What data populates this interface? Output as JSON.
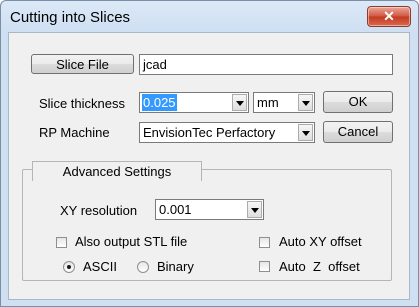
{
  "window": {
    "title": "Cutting into Slices",
    "close_glyph": "✕"
  },
  "slice_file": {
    "button_label": "Slice File",
    "value": "jcad"
  },
  "slice_thickness": {
    "label": "Slice thickness",
    "value": "0.025",
    "unit": "mm"
  },
  "rp_machine": {
    "label": "RP Machine",
    "value": "EnvisionTec Perfactory"
  },
  "buttons": {
    "ok": "OK",
    "cancel": "Cancel"
  },
  "advanced": {
    "tab_label": "Advanced Settings",
    "xy_resolution": {
      "label": "XY resolution",
      "value": "0.001"
    },
    "also_output_stl": {
      "label": "Also output STL file",
      "checked": false
    },
    "format": {
      "ascii_label": "ASCII",
      "binary_label": "Binary",
      "selected": "ASCII"
    },
    "auto_xy_offset": {
      "label": "Auto XY offset",
      "checked": false
    },
    "auto_z_offset": {
      "label": "Auto  Z  offset",
      "checked": false
    }
  }
}
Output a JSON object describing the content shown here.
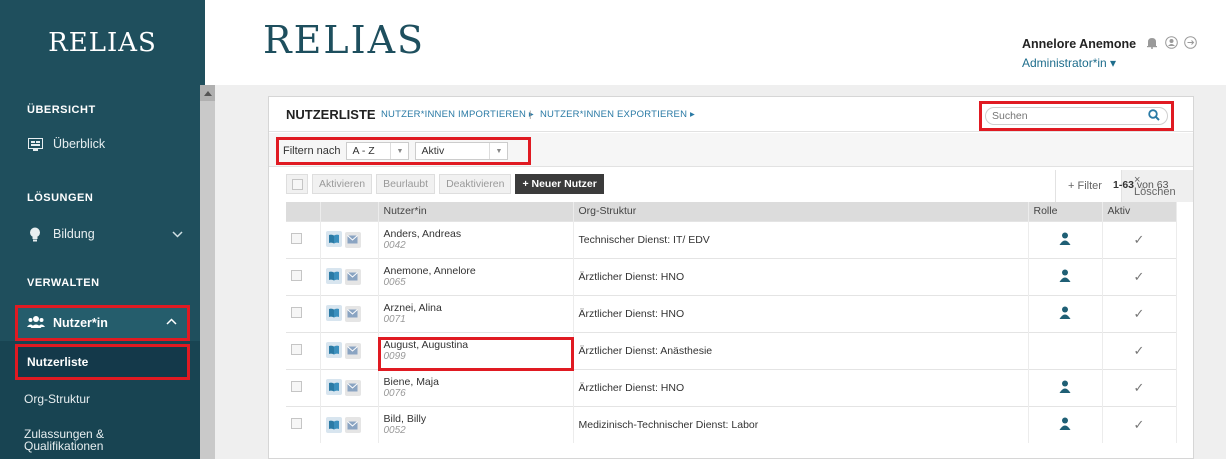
{
  "sidebar": {
    "logo": "RELIAS",
    "sections": {
      "overview": "ÜBERSICHT",
      "solutions": "LÖSUNGEN",
      "manage": "VERWALTEN"
    },
    "items": {
      "overview": "Überblick",
      "education": "Bildung",
      "users": "Nutzer*in"
    },
    "sub_items": {
      "userlist": "Nutzerliste",
      "org": "Org-Struktur",
      "certs_line1": "Zulassungen &",
      "certs_line2": "Qualifikationen"
    }
  },
  "topbar": {
    "logo": "RELIAS",
    "user_name": "Annelore Anemone",
    "user_role": "Administrator*in ▾"
  },
  "panel": {
    "title": "NUTZERLISTE",
    "import_link": "NUTZER*INNEN IMPORTIEREN ▸",
    "separator": "|",
    "export_link": "NUTZER*INNEN EXPORTIEREN ▸",
    "search_placeholder": "Suchen",
    "filter_label": "Filtern nach",
    "filter_alpha": "A - Z",
    "filter_status": "Aktiv",
    "add_filter": "+ Filter",
    "clear": "× Löschen",
    "actions": {
      "activate": "Aktivieren",
      "leave": "Beurlaubt",
      "deactivate": "Deaktivieren",
      "new_user": "+ Neuer Nutzer"
    },
    "count_range": "1-63",
    "count_suffix": " von 63"
  },
  "table": {
    "headers": {
      "user": "Nutzer*in",
      "org": "Org-Struktur",
      "role": "Rolle",
      "active": "Aktiv"
    },
    "rows": [
      {
        "name": "Anders, Andreas",
        "id": "0042",
        "org": "Technischer Dienst: IT/ EDV",
        "role": true
      },
      {
        "name": "Anemone, Annelore",
        "id": "0065",
        "org": "Ärztlicher Dienst: HNO",
        "role": true
      },
      {
        "name": "Arznei, Alina",
        "id": "0071",
        "org": "Ärztlicher Dienst: HNO",
        "role": true
      },
      {
        "name": "August, Augustina",
        "id": "0099",
        "org": "Ärztlicher Dienst: Anästhesie",
        "role": false
      },
      {
        "name": "Biene, Maja",
        "id": "0076",
        "org": "Ärztlicher Dienst: HNO",
        "role": true
      },
      {
        "name": "Bild, Billy",
        "id": "0052",
        "org": "Medizinisch-Technischer Dienst: Labor",
        "role": true
      }
    ],
    "check_glyph": "✓"
  },
  "colors": {
    "sidebar": "#1f4f5d",
    "highlight": "#e01a22",
    "link": "#2a7aa5"
  }
}
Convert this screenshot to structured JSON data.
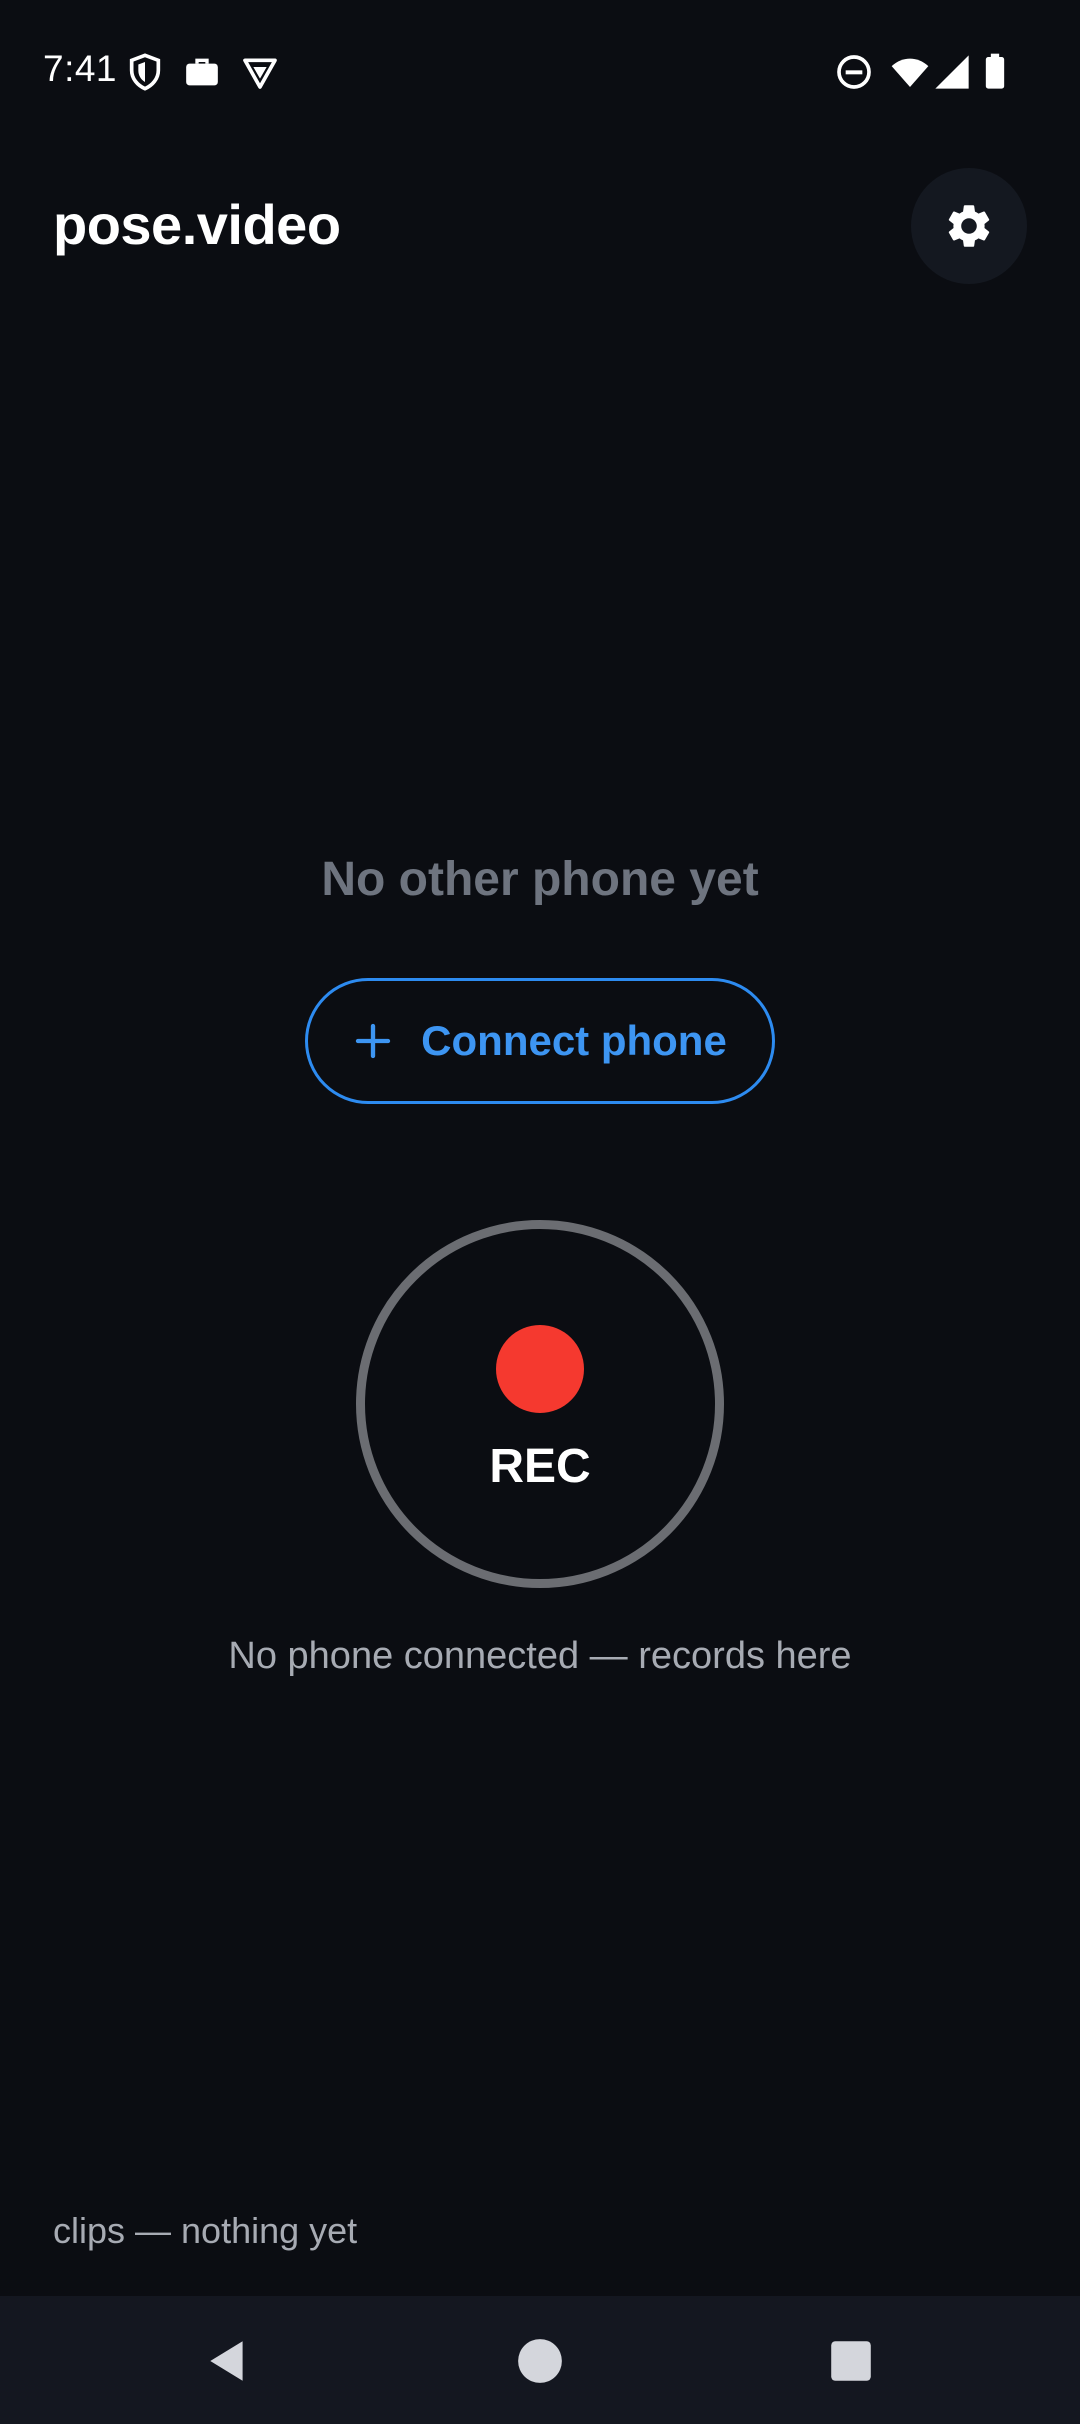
{
  "status_bar": {
    "time": "7:41",
    "left_icons": [
      "shield-icon",
      "briefcase-icon",
      "vpn-icon"
    ],
    "right_icons": [
      "do-not-disturb-icon",
      "wifi-icon",
      "signal-icon",
      "battery-icon"
    ]
  },
  "header": {
    "title": "pose.video",
    "settings_icon": "gear-icon"
  },
  "main": {
    "empty_title": "No other phone yet",
    "connect_button_label": "Connect phone",
    "connect_button_icon": "plus-icon",
    "rec_label": "REC",
    "rec_status": "No phone connected — records here"
  },
  "footer": {
    "clips_status": "clips — nothing yet"
  },
  "nav_bar": {
    "buttons": [
      "back-icon",
      "home-icon",
      "recents-icon"
    ]
  },
  "colors": {
    "background": "#0b0d12",
    "accent": "#3d95f2",
    "record": "#f5392f",
    "ring": "#6b6d72",
    "muted_text": "#6e747f"
  }
}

■ ■ ■ ■ ■ ■ ■

YOUR INSTRUCTIONS: Verbatim reproduction of every record is required; images are left out.

FINISHED TASK:
What data populates this interface? Output as JSON.
{
  "window": {
    "title": "Cutting into Slices",
    "close_glyph": "✕"
  },
  "slice_file": {
    "button_label": "Slice File",
    "value": "jcad"
  },
  "slice_thickness": {
    "label": "Slice thickness",
    "value": "0.025",
    "unit": "mm"
  },
  "rp_machine": {
    "label": "RP Machine",
    "value": "EnvisionTec Perfactory"
  },
  "buttons": {
    "ok": "OK",
    "cancel": "Cancel"
  },
  "advanced": {
    "tab_label": "Advanced Settings",
    "xy_resolution": {
      "label": "XY resolution",
      "value": "0.001"
    },
    "also_output_stl": {
      "label": "Also output STL file",
      "checked": false
    },
    "format": {
      "ascii_label": "ASCII",
      "binary_label": "Binary",
      "selected": "ASCII"
    },
    "auto_xy_offset": {
      "label": "Auto XY offset",
      "checked": false
    },
    "auto_z_offset": {
      "label": "Auto  Z  offset",
      "checked": false
    }
  }
}
Output a JSON object describing the content shown here.
{
  "sidebar": {
    "logo": "RELIAS",
    "sections": {
      "overview": "ÜBERSICHT",
      "solutions": "LÖSUNGEN",
      "manage": "VERWALTEN"
    },
    "items": {
      "overview": "Überblick",
      "education": "Bildung",
      "users": "Nutzer*in"
    },
    "sub_items": {
      "userlist": "Nutzerliste",
      "org": "Org-Struktur",
      "certs_line1": "Zulassungen &",
      "certs_line2": "Qualifikationen"
    }
  },
  "topbar": {
    "logo": "RELIAS",
    "user_name": "Annelore Anemone",
    "user_role": "Administrator*in ▾"
  },
  "panel": {
    "title": "NUTZERLISTE",
    "import_link": "NUTZER*INNEN IMPORTIEREN ▸",
    "separator": "|",
    "export_link": "NUTZER*INNEN EXPORTIEREN ▸",
    "search_placeholder": "Suchen",
    "filter_label": "Filtern nach",
    "filter_alpha": "A - Z",
    "filter_status": "Aktiv",
    "add_filter": "+ Filter",
    "clear": "× Löschen",
    "actions": {
      "activate": "Aktivieren",
      "leave": "Beurlaubt",
      "deactivate": "Deaktivieren",
      "new_user": "+ Neuer Nutzer"
    },
    "count_range": "1-63",
    "count_suffix": " von 63"
  },
  "table": {
    "headers": {
      "user": "Nutzer*in",
      "org": "Org-Struktur",
      "role": "Rolle",
      "active": "Aktiv"
    },
    "rows": [
      {
        "name": "Anders, Andreas",
        "id": "0042",
        "org": "Technischer Dienst: IT/ EDV",
        "role": true
      },
      {
        "name": "Anemone, Annelore",
        "id": "0065",
        "org": "Ärztlicher Dienst: HNO",
        "role": true
      },
      {
        "name": "Arznei, Alina",
        "id": "0071",
        "org": "Ärztlicher Dienst: HNO",
        "role": true
      },
      {
        "name": "August, Augustina",
        "id": "0099",
        "org": "Ärztlicher Dienst: Anästhesie",
        "role": false
      },
      {
        "name": "Biene, Maja",
        "id": "0076",
        "org": "Ärztlicher Dienst: HNO",
        "role": true
      },
      {
        "name": "Bild, Billy",
        "id": "0052",
        "org": "Medizinisch-Technischer Dienst: Labor",
        "role": true
      }
    ],
    "check_glyph": "✓"
  },
  "colors": {
    "sidebar": "#1f4f5d",
    "highlight": "#e01a22",
    "link": "#2a7aa5"
  }
}
Convert this screenshot to structured JSON data.
{
  "status_bar": {
    "time": "7:41",
    "left_icons": [
      "shield-icon",
      "briefcase-icon",
      "vpn-icon"
    ],
    "right_icons": [
      "do-not-disturb-icon",
      "wifi-icon",
      "signal-icon",
      "battery-icon"
    ]
  },
  "header": {
    "title": "pose.video",
    "settings_icon": "gear-icon"
  },
  "main": {
    "empty_title": "No other phone yet",
    "connect_button_label": "Connect phone",
    "connect_button_icon": "plus-icon",
    "rec_label": "REC",
    "rec_status": "No phone connected — records here"
  },
  "footer": {
    "clips_status": "clips — nothing yet"
  },
  "nav_bar": {
    "buttons": [
      "back-icon",
      "home-icon",
      "recents-icon"
    ]
  },
  "colors": {
    "background": "#0b0d12",
    "accent": "#3d95f2",
    "record": "#f5392f",
    "ring": "#6b6d72",
    "muted_text": "#6e747f"
  }
}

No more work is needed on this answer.